YOUR OBJECTIVE
An exact reproduction of the records is required, with all images left out.
(begin)
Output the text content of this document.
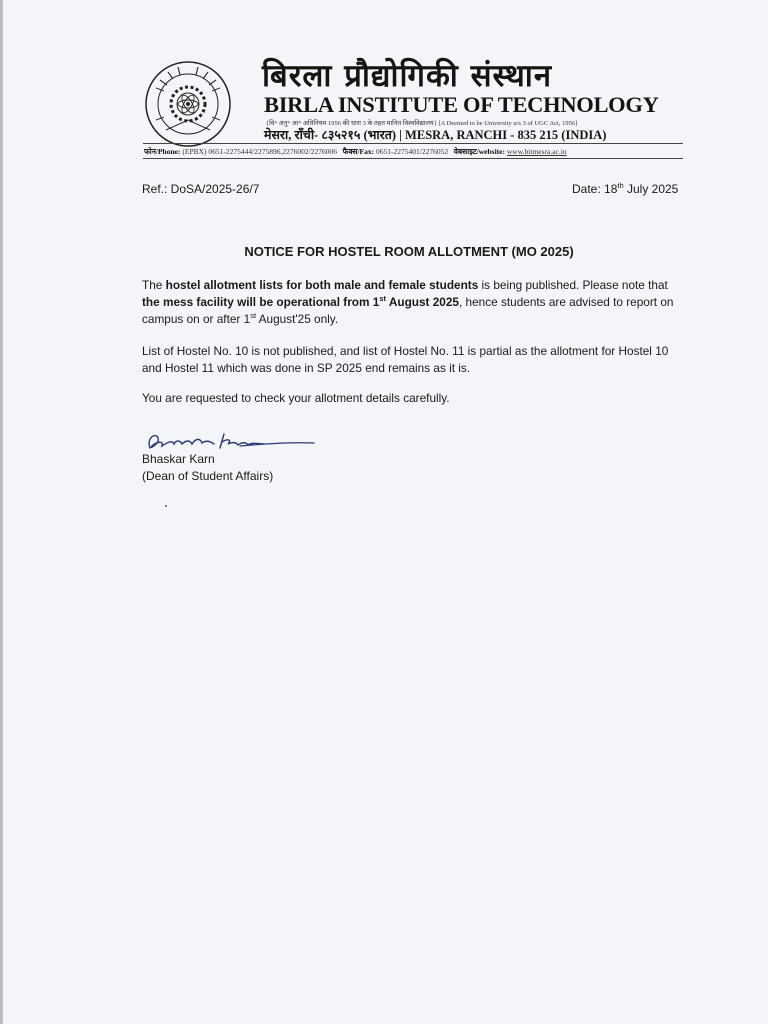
बिरला प्रौद्योगिकी संस्थान
BIRLA INSTITUTE OF TECHNOLOGY
{वि॰ अनु॰ आ॰ अधिनियम 1956 की धारा 3 के तहत मानित विश्वविद्यालय} [A Deemed to be University u/s 3 of UGC Act, 1956]
मेसरा, राँची- ८३५२१५ (भारत) | MESRA, RANCHI - 835 215 (INDIA)
फोन/Phone: (EPBX) 0651-2275444/2275896,2276002/2276006 फैक्स/Fax: 0651-2275401/2276052 वेबसाइट/website: www.bitmesra.ac.in
Ref.: DoSA/2025-26/7	Date: 18th July 2025
NOTICE FOR HOSTEL ROOM ALLOTMENT (MO 2025)

The hostel allotment lists for both male and female students is being published. Please note that the mess facility will be operational from 1st August 2025, hence students are advised to report on campus on or after 1st August'25 only.

List of Hostel No. 10 is not published, and list of Hostel No. 11 is partial as the allotment for Hostel 10 and Hostel 11 which was done in SP 2025 end remains as it is.

You are requested to check your allotment details carefully.

Bhaskar Karn
(Dean of Student Affairs)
(end)
REPLY TO THE TASK
Output the text content of this document.
बिरला प्रौद्योगिकी संस्थान
BIRLA INSTITUTE OF TECHNOLOGY
{वि॰ अनु॰ आ॰ अधिनियम 1956 की धारा 3 के तहत मानित विश्वविद्यालय} [A Deemed to be University u/s 3 of UGC Act, 1956]
मेसरा, राँची- ८३५२१५ (भारत) | MESRA, RANCHI - 835 215 (INDIA)
फोन/Phone: (EPBX) 0651-2275444/2275896,2276002/2276006 फैक्स/Fax: 0651-2275401/2276052 वेबसाइट/website: www.bitmesra.ac.in
Ref.: DoSA/2025-26/7	Date: 18th July 2025
NOTICE FOR HOSTEL ROOM ALLOTMENT (MO 2025)

The hostel allotment lists for both male and female students is being published. Please note that the mess facility will be operational from 1st August 2025, hence students are advised to report on campus on or after 1st August'25 only.

List of Hostel No. 10 is not published, and list of Hostel No. 11 is partial as the allotment for Hostel 10 and Hostel 11 which was done in SP 2025 end remains as it is.

You are requested to check your allotment details carefully.

Bhaskar Karn
(Dean of Student Affairs)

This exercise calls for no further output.